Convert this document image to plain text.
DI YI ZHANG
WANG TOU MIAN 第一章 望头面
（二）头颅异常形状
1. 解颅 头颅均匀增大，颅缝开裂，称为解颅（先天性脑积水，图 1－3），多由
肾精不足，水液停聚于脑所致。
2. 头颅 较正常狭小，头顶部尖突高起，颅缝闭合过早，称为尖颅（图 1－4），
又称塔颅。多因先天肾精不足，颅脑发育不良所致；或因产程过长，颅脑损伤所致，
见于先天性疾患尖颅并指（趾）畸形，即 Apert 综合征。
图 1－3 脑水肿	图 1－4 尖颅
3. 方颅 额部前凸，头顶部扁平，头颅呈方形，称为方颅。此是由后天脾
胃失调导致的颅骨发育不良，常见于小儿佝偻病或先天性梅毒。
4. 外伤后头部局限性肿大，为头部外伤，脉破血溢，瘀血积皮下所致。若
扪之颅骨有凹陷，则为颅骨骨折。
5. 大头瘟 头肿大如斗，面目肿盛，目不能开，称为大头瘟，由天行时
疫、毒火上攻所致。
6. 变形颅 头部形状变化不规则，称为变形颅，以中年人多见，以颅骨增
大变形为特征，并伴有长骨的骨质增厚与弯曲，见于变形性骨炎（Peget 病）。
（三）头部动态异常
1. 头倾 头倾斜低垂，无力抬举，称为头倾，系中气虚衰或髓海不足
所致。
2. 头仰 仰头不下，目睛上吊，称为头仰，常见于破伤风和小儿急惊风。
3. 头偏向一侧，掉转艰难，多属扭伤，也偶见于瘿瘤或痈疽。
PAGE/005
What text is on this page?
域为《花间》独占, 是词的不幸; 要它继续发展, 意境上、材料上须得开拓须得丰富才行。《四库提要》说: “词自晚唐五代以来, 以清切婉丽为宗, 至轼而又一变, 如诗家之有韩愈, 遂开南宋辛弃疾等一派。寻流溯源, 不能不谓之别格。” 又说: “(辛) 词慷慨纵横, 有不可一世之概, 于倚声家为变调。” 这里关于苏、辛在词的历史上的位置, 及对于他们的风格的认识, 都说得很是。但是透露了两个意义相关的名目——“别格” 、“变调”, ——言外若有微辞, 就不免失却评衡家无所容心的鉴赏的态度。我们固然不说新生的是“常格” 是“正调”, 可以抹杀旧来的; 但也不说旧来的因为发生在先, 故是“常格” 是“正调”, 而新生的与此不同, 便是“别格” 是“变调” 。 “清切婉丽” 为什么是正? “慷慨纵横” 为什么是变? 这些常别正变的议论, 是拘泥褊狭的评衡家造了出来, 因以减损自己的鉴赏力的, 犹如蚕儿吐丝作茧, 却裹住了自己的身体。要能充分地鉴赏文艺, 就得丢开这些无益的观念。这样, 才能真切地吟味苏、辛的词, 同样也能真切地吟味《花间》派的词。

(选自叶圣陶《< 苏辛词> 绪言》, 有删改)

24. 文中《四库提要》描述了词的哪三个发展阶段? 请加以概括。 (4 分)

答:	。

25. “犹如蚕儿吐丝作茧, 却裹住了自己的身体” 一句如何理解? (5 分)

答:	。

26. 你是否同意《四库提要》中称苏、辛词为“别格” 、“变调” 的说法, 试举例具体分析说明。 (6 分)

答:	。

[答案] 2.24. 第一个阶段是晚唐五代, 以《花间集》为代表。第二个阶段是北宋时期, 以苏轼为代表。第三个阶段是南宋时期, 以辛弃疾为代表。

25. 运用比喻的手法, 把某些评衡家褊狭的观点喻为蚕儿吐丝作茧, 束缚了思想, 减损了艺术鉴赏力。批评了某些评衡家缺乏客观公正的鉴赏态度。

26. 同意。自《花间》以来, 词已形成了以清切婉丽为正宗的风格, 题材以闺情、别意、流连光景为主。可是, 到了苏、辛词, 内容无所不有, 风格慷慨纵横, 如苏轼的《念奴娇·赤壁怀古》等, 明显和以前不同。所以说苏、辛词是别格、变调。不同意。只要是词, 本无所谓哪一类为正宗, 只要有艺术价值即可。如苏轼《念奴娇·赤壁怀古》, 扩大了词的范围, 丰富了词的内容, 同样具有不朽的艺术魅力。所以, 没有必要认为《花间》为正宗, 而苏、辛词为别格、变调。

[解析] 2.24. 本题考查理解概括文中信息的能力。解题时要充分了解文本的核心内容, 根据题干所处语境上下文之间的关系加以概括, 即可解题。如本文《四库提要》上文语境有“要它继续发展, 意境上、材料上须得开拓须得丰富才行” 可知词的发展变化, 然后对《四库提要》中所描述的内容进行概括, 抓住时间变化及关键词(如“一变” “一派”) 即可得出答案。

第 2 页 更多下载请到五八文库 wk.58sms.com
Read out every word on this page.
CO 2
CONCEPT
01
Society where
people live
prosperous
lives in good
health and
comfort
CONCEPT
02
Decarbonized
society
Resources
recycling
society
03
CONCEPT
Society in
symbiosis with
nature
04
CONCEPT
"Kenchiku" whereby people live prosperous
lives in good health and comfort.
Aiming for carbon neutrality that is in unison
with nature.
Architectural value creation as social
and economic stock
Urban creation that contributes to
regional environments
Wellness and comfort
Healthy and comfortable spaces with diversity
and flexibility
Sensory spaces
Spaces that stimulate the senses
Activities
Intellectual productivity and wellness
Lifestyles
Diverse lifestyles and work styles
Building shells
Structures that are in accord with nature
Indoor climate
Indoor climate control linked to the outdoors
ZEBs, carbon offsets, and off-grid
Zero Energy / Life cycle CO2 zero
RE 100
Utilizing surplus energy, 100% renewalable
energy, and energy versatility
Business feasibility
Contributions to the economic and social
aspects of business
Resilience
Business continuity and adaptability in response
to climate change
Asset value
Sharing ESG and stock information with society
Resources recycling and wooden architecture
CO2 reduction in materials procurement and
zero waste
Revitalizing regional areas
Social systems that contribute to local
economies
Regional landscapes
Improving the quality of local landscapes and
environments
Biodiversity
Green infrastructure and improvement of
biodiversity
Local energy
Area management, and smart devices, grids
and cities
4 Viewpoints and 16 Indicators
******
▶ Problem details
Reproduce the material exactly, with every line intact.

▶ Exercise output
Convert this document image to plain text.
DI YI ZHANG
WANG TOU MIAN 第一章 望头面
（二）头颅异常形状
1. 解颅 头颅均匀增大，颅缝开裂，称为解颅（先天性脑积水，图 1－3），多由
肾精不足，水液停聚于脑所致。
2. 头颅 较正常狭小，头顶部尖突高起，颅缝闭合过早，称为尖颅（图 1－4），
又称塔颅。多因先天肾精不足，颅脑发育不良所致；或因产程过长，颅脑损伤所致，
见于先天性疾患尖颅并指（趾）畸形，即 Apert 综合征。
图 1－3 脑水肿	图 1－4 尖颅
3. 方颅 额部前凸，头顶部扁平，头颅呈方形，称为方颅。此是由后天脾
胃失调导致的颅骨发育不良，常见于小儿佝偻病或先天性梅毒。
4. 外伤后头部局限性肿大，为头部外伤，脉破血溢，瘀血积皮下所致。若
扪之颅骨有凹陷，则为颅骨骨折。
5. 大头瘟 头肿大如斗，面目肿盛，目不能开，称为大头瘟，由天行时
疫、毒火上攻所致。
6. 变形颅 头部形状变化不规则，称为变形颅，以中年人多见，以颅骨增
大变形为特征，并伴有长骨的骨质增厚与弯曲，见于变形性骨炎（Peget 病）。
（三）头部动态异常
1. 头倾 头倾斜低垂，无力抬举，称为头倾，系中气虚衰或髓海不足
所致。
2. 头仰 仰头不下，目睛上吊，称为头仰，常见于破伤风和小儿急惊风。
3. 头偏向一侧，掉转艰难，多属扭伤，也偶见于瘿瘤或痈疽。
PAGE/005
What text is on this page?
域为《花间》独占, 是词的不幸; 要它继续发展, 意境上、材料上须得开拓须得丰富才行。《四库提要》说: “词自晚唐五代以来, 以清切婉丽为宗, 至轼而又一变, 如诗家之有韩愈, 遂开南宋辛弃疾等一派。寻流溯源, 不能不谓之别格。” 又说: “(辛) 词慷慨纵横, 有不可一世之概, 于倚声家为变调。” 这里关于苏、辛在词的历史上的位置, 及对于他们的风格的认识, 都说得很是。但是透露了两个意义相关的名目——“别格” 、“变调”, ——言外若有微辞, 就不免失却评衡家无所容心的鉴赏的态度。我们固然不说新生的是“常格” 是“正调”, 可以抹杀旧来的; 但也不说旧来的因为发生在先, 故是“常格” 是“正调”, 而新生的与此不同, 便是“别格” 是“变调” 。 “清切婉丽” 为什么是正? “慷慨纵横” 为什么是变? 这些常别正变的议论, 是拘泥褊狭的评衡家造了出来, 因以减损自己的鉴赏力的, 犹如蚕儿吐丝作茧, 却裹住了自己的身体。要能充分地鉴赏文艺, 就得丢开这些无益的观念。这样, 才能真切地吟味苏、辛的词, 同样也能真切地吟味《花间》派的词。

(选自叶圣陶《< 苏辛词> 绪言》, 有删改)

24. 文中《四库提要》描述了词的哪三个发展阶段? 请加以概括。 (4 分)

答:	。

25. “犹如蚕儿吐丝作茧, 却裹住了自己的身体” 一句如何理解? (5 分)

答:	。

26. 你是否同意《四库提要》中称苏、辛词为“别格” 、“变调” 的说法, 试举例具体分析说明。 (6 分)

答:	。

[答案] 2.24. 第一个阶段是晚唐五代, 以《花间集》为代表。第二个阶段是北宋时期, 以苏轼为代表。第三个阶段是南宋时期, 以辛弃疾为代表。

25. 运用比喻的手法, 把某些评衡家褊狭的观点喻为蚕儿吐丝作茧, 束缚了思想, 减损了艺术鉴赏力。批评了某些评衡家缺乏客观公正的鉴赏态度。

26. 同意。自《花间》以来, 词已形成了以清切婉丽为正宗的风格, 题材以闺情、别意、流连光景为主。可是, 到了苏、辛词, 内容无所不有, 风格慷慨纵横, 如苏轼的《念奴娇·赤壁怀古》等, 明显和以前不同。所以说苏、辛词是别格、变调。不同意。只要是词, 本无所谓哪一类为正宗, 只要有艺术价值即可。如苏轼《念奴娇·赤壁怀古》, 扩大了词的范围, 丰富了词的内容, 同样具有不朽的艺术魅力。所以, 没有必要认为《花间》为正宗, 而苏、辛词为别格、变调。

[解析] 2.24. 本题考查理解概括文中信息的能力。解题时要充分了解文本的核心内容, 根据题干所处语境上下文之间的关系加以概括, 即可解题。如本文《四库提要》上文语境有“要它继续发展, 意境上、材料上须得开拓须得丰富才行” 可知词的发展变化, 然后对《四库提要》中所描述的内容进行概括, 抓住时间变化及关键词(如“一变” “一派”) 即可得出答案。

第 2 页 更多下载请到五八文库 wk.58sms.com
Read out every word on this page.
CO 2
CONCEPT
01
Society where
people live
prosperous
lives in good
health and
comfort
CONCEPT
02
Decarbonized
society
Resources
recycling
society
03
CONCEPT
Society in
symbiosis with
nature
04
CONCEPT
"Kenchiku" whereby people live prosperous
lives in good health and comfort.
Aiming for carbon neutrality that is in unison
with nature.
Architectural value creation as social
and economic stock
Urban creation that contributes to
regional environments
Wellness and comfort
Healthy and comfortable spaces with diversity
and flexibility
Sensory spaces
Spaces that stimulate the senses
Activities
Intellectual productivity and wellness
Lifestyles
Diverse lifestyles and work styles
Building shells
Structures that are in accord with nature
Indoor climate
Indoor climate control linked to the outdoors
ZEBs, carbon offsets, and off-grid
Zero Energy / Life cycle CO2 zero
RE 100
Utilizing surplus energy, 100% renewalable
energy, and energy versatility
Business feasibility
Contributions to the economic and social
aspects of business
Resilience
Business continuity and adaptability in response
to climate change
Asset value
Sharing ESG and stock information with society
Resources recycling and wooden architecture
CO2 reduction in materials procurement and
zero waste
Revitalizing regional areas
Social systems that contribute to local
economies
Regional landscapes
Improving the quality of local landscapes and
environments
Biodiversity
Green infrastructure and improvement of
biodiversity
Local energy
Area management, and smart devices, grids
and cities
4 Viewpoints and 16 Indicators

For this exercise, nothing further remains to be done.